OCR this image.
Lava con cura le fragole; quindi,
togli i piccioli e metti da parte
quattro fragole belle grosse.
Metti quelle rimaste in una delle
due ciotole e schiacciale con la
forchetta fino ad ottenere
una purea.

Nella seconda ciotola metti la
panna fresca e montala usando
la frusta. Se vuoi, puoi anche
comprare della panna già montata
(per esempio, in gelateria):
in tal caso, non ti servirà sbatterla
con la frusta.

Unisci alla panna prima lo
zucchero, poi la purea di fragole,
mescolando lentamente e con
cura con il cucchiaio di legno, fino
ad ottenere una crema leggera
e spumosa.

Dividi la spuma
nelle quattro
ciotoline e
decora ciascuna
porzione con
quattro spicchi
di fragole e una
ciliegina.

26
——
* [Stated goal]:
Hand back the material above in full, exactly as written.

* [Response]:
OCR this image.
Lava con cura le fragole; quindi,
togli i piccioli e metti da parte
quattro fragole belle grosse.
Metti quelle rimaste in una delle
due ciotole e schiacciale con la
forchetta fino ad ottenere
una purea.

Nella seconda ciotola metti la
panna fresca e montala usando
la frusta. Se vuoi, puoi anche
comprare della panna già montata
(per esempio, in gelateria):
in tal caso, non ti servirà sbatterla
con la frusta.

Unisci alla panna prima lo
zucchero, poi la purea di fragole,
mescolando lentamente e con
cura con il cucchiaio di legno, fino
ad ottenere una crema leggera
e spumosa.

Dividi la spuma
nelle quattro
ciotoline e
decora ciascuna
porzione con
quattro spicchi
di fragole e una
ciliegina.

26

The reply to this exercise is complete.